• [Problem description] Say how many lines of the listing below contain "content", giving the number and nothing else.

• [Collection entries]

begin

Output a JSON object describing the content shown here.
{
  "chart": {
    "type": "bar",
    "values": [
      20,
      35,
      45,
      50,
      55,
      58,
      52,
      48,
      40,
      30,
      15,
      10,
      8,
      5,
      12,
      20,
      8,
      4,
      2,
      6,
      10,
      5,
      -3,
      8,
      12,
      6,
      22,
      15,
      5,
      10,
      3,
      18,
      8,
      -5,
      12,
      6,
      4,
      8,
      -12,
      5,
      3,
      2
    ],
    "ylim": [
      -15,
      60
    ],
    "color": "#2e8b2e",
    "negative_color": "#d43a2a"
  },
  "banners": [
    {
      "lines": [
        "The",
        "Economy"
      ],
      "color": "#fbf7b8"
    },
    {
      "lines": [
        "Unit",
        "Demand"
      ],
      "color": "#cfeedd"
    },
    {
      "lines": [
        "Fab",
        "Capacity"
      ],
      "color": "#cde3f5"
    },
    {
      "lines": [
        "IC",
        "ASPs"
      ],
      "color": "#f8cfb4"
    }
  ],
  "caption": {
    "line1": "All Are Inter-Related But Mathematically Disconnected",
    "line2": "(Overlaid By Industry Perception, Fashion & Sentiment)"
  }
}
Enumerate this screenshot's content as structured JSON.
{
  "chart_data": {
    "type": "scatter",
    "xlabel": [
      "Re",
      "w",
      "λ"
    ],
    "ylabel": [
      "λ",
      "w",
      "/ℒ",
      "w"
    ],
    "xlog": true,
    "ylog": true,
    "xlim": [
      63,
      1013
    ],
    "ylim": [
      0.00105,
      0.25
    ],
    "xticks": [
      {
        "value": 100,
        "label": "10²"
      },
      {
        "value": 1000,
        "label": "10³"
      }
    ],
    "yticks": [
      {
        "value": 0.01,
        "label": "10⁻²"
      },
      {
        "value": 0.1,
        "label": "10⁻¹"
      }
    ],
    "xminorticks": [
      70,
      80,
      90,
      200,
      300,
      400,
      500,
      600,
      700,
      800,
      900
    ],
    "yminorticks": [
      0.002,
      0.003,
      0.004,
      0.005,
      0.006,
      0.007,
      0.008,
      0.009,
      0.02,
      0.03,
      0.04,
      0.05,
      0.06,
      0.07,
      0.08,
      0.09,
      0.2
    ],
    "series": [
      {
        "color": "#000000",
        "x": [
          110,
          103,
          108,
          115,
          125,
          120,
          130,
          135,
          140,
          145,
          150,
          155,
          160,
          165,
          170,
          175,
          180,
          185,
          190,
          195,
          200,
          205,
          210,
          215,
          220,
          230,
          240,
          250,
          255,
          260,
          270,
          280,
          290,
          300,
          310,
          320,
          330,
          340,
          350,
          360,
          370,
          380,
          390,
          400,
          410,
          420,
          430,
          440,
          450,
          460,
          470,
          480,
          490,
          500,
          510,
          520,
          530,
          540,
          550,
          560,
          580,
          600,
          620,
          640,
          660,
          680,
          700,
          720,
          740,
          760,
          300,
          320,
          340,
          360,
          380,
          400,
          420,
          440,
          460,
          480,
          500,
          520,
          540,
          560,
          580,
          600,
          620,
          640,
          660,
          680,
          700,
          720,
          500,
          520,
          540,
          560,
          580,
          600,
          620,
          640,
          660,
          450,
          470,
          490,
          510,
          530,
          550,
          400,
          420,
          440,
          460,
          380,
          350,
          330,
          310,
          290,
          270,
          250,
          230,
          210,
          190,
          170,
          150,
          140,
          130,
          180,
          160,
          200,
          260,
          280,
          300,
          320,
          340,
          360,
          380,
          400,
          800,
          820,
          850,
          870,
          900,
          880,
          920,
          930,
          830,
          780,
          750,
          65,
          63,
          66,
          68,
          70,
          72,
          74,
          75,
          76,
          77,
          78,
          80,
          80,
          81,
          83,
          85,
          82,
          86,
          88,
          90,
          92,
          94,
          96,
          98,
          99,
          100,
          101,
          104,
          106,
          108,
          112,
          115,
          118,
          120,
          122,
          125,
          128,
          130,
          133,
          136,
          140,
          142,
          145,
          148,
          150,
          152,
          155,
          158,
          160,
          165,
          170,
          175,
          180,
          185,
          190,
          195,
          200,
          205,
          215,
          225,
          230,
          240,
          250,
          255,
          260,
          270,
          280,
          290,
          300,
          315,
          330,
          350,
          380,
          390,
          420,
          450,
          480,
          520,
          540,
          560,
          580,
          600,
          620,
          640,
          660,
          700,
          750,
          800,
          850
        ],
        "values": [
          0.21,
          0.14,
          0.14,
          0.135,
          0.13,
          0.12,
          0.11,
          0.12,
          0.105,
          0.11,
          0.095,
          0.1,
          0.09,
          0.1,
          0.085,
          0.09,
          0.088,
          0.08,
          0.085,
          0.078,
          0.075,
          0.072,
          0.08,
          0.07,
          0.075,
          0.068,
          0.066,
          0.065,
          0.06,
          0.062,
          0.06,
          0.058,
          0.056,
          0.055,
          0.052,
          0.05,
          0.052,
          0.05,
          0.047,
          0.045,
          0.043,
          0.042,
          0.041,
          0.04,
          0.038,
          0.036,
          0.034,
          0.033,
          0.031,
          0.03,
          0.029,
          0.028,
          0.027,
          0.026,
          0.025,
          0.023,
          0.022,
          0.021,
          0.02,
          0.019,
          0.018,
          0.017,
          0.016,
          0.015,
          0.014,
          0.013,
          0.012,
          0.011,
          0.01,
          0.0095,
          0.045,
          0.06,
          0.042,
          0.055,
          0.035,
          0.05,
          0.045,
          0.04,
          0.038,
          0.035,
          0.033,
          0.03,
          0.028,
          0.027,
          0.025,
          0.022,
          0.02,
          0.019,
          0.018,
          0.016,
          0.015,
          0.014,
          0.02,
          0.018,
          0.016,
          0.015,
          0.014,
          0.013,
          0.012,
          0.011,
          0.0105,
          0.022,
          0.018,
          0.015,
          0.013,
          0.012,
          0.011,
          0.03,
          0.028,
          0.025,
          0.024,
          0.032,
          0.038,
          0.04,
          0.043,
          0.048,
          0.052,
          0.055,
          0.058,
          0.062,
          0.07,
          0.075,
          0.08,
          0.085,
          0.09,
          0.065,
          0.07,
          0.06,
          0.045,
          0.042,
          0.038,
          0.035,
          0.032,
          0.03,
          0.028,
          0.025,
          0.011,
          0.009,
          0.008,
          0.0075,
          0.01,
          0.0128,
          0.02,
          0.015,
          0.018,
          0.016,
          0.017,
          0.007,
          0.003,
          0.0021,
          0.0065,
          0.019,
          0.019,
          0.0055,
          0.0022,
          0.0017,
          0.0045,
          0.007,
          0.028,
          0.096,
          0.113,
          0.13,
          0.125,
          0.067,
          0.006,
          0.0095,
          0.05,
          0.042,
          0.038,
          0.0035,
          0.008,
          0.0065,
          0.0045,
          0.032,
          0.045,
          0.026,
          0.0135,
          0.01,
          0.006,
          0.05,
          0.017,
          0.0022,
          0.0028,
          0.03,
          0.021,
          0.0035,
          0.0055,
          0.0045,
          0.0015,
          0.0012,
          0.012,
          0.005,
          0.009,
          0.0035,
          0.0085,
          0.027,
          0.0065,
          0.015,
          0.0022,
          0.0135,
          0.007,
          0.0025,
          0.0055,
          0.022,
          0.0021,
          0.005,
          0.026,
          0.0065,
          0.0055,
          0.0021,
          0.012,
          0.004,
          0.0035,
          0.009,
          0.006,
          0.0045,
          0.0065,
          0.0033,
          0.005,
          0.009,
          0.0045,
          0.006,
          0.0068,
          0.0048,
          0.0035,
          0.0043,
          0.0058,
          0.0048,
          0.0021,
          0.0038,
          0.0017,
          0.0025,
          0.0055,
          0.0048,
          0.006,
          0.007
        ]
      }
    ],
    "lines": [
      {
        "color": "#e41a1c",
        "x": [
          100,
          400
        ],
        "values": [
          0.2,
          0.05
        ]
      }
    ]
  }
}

end

• [Response to this task] 2